▶ Data supplied:
☆ ☆ ☆ ☆ ☆
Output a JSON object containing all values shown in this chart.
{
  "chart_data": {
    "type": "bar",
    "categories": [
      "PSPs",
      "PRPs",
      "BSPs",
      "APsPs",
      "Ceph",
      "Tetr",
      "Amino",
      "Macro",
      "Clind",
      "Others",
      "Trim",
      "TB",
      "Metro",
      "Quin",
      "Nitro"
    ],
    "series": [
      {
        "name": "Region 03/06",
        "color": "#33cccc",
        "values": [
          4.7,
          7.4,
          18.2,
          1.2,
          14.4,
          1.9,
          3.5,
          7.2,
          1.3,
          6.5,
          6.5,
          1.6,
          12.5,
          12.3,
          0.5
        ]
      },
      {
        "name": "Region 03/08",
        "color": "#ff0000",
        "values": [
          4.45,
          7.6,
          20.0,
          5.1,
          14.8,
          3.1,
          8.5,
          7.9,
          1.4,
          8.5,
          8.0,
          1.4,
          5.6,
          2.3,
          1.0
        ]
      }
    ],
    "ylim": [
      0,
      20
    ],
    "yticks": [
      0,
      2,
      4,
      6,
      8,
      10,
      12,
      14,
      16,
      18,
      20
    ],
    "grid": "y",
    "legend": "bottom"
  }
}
☆ ☆ ☆ ☆ ☆
▶ Required task:
Reproduce the data shown above exactly.

▶ Response below:
Output a JSON object containing all values shown in this chart.
{
  "chart_data": {
    "type": "bar",
    "categories": [
      "PSPs",
      "PRPs",
      "BSPs",
      "APsPs",
      "Ceph",
      "Tetr",
      "Amino",
      "Macro",
      "Clind",
      "Others",
      "Trim",
      "TB",
      "Metro",
      "Quin",
      "Nitro"
    ],
    "series": [
      {
        "name": "Region 03/06",
        "color": "#33cccc",
        "values": [
          4.7,
          7.4,
          18.2,
          1.2,
          14.4,
          1.9,
          3.5,
          7.2,
          1.3,
          6.5,
          6.5,
          1.6,
          12.5,
          12.3,
          0.5
        ]
      },
      {
        "name": "Region 03/08",
        "color": "#ff0000",
        "values": [
          4.45,
          7.6,
          20.0,
          5.1,
          14.8,
          3.1,
          8.5,
          7.9,
          1.4,
          8.5,
          8.0,
          1.4,
          5.6,
          2.3,
          1.0
        ]
      }
    ],
    "ylim": [
      0,
      20
    ],
    "yticks": [
      0,
      2,
      4,
      6,
      8,
      10,
      12,
      14,
      16,
      18,
      20
    ],
    "grid": "y",
    "legend": "bottom"
  }
}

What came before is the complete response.